> **Task description**
Scan the lines below for the string "each" and copy every one that has it.

> **The input**
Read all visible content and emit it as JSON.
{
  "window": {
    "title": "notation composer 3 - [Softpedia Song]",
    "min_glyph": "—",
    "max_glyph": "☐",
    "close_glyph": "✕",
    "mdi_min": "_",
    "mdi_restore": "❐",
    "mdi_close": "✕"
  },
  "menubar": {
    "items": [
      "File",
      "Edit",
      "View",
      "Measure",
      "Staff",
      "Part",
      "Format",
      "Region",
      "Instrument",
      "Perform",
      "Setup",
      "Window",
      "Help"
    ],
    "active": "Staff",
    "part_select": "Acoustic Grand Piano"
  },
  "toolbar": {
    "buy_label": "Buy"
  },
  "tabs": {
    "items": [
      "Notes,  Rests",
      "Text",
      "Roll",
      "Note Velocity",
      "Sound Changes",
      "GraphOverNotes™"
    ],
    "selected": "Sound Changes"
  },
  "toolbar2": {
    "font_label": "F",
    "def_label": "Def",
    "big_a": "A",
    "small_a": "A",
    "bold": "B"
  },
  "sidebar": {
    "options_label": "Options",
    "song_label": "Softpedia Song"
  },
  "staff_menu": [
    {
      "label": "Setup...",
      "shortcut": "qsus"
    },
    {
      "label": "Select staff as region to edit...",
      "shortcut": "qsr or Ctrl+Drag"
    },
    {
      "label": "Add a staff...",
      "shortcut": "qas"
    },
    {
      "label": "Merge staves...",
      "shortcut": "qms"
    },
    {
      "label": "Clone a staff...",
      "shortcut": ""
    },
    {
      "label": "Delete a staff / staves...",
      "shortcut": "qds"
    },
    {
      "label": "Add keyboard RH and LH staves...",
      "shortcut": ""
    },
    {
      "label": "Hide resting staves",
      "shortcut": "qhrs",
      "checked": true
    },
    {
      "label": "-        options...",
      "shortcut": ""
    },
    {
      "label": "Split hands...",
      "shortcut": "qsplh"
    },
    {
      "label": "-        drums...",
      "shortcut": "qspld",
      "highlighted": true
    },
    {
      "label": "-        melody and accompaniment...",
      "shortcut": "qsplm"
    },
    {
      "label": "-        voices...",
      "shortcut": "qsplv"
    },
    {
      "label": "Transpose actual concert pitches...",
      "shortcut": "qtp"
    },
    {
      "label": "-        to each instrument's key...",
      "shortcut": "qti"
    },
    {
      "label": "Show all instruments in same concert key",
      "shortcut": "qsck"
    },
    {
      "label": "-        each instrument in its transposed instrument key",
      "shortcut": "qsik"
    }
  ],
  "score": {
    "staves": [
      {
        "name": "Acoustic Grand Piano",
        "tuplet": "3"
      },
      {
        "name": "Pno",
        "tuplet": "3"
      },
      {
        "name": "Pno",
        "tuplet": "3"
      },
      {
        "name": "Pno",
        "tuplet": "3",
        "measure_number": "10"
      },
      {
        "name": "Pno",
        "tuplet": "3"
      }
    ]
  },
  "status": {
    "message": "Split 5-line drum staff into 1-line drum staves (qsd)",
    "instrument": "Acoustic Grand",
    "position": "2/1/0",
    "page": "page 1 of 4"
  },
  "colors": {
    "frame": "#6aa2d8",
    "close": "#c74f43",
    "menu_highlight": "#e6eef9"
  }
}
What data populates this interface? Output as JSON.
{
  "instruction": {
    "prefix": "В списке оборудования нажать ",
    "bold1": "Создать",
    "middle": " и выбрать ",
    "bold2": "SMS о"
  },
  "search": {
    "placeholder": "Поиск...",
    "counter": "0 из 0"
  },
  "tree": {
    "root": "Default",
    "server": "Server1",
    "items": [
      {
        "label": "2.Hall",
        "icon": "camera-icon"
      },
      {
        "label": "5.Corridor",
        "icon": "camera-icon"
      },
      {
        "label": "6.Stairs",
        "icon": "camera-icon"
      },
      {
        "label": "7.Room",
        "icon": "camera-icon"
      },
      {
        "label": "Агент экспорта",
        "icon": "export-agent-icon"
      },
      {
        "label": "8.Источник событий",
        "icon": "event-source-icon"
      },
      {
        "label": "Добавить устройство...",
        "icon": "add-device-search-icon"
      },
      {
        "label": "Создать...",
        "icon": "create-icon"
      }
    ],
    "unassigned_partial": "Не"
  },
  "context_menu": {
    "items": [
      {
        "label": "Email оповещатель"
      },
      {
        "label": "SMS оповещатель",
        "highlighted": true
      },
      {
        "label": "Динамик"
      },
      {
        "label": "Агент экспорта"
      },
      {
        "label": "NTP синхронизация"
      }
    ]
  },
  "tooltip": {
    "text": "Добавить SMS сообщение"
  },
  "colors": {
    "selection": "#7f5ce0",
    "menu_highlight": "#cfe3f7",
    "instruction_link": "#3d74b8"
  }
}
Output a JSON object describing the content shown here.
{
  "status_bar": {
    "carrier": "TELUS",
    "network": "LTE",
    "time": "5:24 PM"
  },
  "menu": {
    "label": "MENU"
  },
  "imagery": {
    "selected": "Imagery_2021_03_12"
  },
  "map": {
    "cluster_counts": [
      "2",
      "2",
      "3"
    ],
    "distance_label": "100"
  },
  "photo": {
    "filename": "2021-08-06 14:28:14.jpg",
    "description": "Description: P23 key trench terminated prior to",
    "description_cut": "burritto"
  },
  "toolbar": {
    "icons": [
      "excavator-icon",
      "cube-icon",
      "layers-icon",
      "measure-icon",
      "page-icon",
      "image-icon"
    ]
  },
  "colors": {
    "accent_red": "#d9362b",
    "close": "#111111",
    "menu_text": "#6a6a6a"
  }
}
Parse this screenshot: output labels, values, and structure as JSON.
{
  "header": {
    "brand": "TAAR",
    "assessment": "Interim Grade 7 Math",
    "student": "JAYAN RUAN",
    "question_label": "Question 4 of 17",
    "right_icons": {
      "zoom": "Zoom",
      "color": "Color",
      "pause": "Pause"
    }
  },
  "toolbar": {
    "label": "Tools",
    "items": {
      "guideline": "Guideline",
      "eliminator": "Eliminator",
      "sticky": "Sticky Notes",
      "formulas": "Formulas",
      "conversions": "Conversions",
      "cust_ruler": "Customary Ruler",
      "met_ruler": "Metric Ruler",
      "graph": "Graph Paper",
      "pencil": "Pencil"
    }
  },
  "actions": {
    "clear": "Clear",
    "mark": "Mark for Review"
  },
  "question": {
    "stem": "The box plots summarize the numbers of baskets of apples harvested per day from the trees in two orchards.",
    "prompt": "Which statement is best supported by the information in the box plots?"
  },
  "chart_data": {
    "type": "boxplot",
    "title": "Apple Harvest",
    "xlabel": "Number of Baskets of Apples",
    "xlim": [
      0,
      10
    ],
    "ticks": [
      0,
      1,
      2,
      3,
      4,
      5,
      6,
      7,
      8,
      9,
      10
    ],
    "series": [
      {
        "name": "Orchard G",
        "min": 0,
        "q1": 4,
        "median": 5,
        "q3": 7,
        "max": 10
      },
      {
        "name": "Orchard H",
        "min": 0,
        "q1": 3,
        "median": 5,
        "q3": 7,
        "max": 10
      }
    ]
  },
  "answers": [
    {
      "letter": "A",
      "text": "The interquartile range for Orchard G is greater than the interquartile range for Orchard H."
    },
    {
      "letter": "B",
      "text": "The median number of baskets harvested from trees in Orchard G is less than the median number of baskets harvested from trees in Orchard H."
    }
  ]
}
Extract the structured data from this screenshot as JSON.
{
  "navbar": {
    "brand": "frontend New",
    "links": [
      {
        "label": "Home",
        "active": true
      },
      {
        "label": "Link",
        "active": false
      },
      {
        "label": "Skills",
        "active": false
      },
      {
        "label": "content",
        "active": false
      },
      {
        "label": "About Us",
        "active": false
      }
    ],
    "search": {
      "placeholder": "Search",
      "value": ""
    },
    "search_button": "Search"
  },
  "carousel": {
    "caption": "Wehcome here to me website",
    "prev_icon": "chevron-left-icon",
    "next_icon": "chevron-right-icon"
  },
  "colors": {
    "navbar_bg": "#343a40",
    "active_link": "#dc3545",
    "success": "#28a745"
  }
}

> **Task answer**
      "label": "-        to each instrument's key...",
      "label": "-        each instrument in its transposed instrument key",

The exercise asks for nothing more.